» **Extrait du texte**
Le Chaudron n’aime pas le flou. Il aime les certitudes, les gestes nets, les mots qui claquent. Or, depuis l’arrivée d’Ian Cathro, l’ASSE donne l’impression d’avancer en apnée: beaucoup de travail en coulisses, très peu de matière à se mettre sous la dent côté supporters. Et quand on change de coach, ce n’est pas seulement une affaire de séances. C’est une affaire de langage. Celui qui rassure. Celui qui aligne. Celui qui évite que chaque rumeur devienne une mini-bataille rangée.
Sur le papier, le cadre est clair. Cathro doit diriger sa première séance lors de la reprise du groupe professionnel, le 1er juillet. Le club a donc une logique de calendrier: on prépare, on installe, puis on présente. Sauf que le football, lui, ne fonctionne pas comme un planning de chantier. Les supporters, eux, vivent dans l’intervalle. Et l’intervalle, à l’ASSE, c’est un terrain miné: on y projette, on y interprète, on y cherche des preuves que le projet est réel et pas juste une belle phrase.

» **Données brutes**
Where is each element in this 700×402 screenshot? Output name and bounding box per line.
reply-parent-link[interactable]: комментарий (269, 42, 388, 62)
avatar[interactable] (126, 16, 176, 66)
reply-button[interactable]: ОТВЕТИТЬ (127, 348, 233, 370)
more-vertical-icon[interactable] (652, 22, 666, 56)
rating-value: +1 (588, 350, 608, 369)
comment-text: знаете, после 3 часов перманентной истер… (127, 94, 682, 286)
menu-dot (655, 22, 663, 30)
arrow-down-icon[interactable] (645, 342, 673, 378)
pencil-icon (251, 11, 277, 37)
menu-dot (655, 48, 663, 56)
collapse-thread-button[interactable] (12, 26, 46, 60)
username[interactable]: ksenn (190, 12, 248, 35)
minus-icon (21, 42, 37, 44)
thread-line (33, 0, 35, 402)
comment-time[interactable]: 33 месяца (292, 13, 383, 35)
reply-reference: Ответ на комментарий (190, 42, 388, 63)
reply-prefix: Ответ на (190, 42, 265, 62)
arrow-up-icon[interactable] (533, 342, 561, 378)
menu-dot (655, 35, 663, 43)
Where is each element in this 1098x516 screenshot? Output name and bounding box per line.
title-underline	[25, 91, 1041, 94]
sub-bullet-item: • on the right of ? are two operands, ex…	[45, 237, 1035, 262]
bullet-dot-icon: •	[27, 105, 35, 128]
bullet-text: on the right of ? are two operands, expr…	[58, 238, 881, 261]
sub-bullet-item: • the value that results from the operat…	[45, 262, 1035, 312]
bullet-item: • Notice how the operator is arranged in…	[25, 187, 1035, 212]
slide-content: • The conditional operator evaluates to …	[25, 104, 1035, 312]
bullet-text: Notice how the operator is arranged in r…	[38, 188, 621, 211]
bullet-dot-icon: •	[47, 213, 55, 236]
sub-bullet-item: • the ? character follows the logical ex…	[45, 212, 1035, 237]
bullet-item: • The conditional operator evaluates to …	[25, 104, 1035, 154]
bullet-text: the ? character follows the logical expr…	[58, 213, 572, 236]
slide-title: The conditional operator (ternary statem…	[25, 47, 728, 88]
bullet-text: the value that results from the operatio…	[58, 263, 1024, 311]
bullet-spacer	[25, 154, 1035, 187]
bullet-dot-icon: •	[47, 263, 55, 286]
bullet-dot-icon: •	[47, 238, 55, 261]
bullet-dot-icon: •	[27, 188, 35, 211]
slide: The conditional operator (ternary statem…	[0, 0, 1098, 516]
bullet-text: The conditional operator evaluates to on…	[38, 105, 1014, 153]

» **Consigne**
Poursuivez le texte ci-dessus sur l'arrivée d'Ian Cathro à l'ASSE en reprenant après sa dernière phrase.

» **Réponse**
Ce qui agace, ce n’est pas l’absence de conférence de presse à la seconde près. C’est la sensation d’un projet qui n’a pas encore trouvé sa forme publique. Quand un club annonce un nouveau coach, il ne vend pas seulement un nom. Il vend une direction. Un style. Une méthode. Une promesse de cohérence entre le terrain et le vestiaire. Sans ça, le risque est simple: les gens remplissent les blancs. Et à l’ASSE, les blancs se remplissent vite… avec de l’inquiétude.
La question devient alors presque sportive, même si elle commence par la communication. Quel est le message que l’ASSE veut faire passer avant la reprise? Que tout est prêt? Que le staff est verrouillé? Que le jeu est déjà dessiné? Ou que l’on attend encore que les pièces du puzzle se mettent en place? Le club peut avoir ses raisons. Mais plus le silence dure, plus chaque détail prend une importance démesurée. Et plus l’attente se transforme en test permanent.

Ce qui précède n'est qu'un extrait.